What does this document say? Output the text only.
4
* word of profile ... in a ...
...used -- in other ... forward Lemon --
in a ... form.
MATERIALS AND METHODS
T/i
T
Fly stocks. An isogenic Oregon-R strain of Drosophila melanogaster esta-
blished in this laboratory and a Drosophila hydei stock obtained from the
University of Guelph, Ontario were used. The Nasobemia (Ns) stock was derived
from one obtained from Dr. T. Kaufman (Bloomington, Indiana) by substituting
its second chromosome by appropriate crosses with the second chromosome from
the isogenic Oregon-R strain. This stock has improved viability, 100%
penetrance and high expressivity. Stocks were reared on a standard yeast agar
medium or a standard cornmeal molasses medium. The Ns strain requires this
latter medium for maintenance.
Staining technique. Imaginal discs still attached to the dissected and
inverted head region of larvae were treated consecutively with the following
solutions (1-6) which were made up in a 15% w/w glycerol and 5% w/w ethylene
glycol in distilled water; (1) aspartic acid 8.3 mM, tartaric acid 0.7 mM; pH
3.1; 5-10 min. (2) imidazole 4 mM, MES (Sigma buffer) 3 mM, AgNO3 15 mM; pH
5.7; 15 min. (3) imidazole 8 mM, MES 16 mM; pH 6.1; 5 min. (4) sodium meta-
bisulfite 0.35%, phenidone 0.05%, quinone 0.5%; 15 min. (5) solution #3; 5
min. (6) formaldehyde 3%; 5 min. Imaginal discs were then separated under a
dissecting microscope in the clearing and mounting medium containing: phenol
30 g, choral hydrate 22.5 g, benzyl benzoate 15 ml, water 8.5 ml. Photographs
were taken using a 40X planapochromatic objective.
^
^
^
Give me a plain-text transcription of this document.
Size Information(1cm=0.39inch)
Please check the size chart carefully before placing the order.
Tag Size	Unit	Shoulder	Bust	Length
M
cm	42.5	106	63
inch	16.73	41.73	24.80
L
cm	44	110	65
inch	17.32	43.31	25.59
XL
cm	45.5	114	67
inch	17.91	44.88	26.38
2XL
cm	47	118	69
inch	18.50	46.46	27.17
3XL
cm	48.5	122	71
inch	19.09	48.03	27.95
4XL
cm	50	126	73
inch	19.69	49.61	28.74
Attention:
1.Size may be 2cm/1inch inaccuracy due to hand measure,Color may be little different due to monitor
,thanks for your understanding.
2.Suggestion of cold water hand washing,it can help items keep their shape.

• • • • • • •

Requirements
Quote exactly the line containing "Give me a plain-text" and every later line through the end of the listing, and no other lines.

Correct result
Give me a plain-text transcription of this document.
Size Information(1cm=0.39inch)
Please check the size chart carefully before placing the order.
Tag Size	Unit	Shoulder	Bust	Length
M
cm	42.5	106	63
inch	16.73	41.73	24.80
L
cm	44	110	65
inch	17.32	43.31	25.59
XL
cm	45.5	114	67
inch	17.91	44.88	26.38
2XL
cm	47	118	69
inch	18.50	46.46	27.17
3XL
cm	48.5	122	71
inch	19.09	48.03	27.95
4XL
cm	50	126	73
inch	19.69	49.61	28.74
Attention:
1.Size may be 2cm/1inch inaccuracy due to hand measure,Color may be little different due to monitor
,thanks for your understanding.
2.Suggestion of cold water hand washing,it can help items keep their shape.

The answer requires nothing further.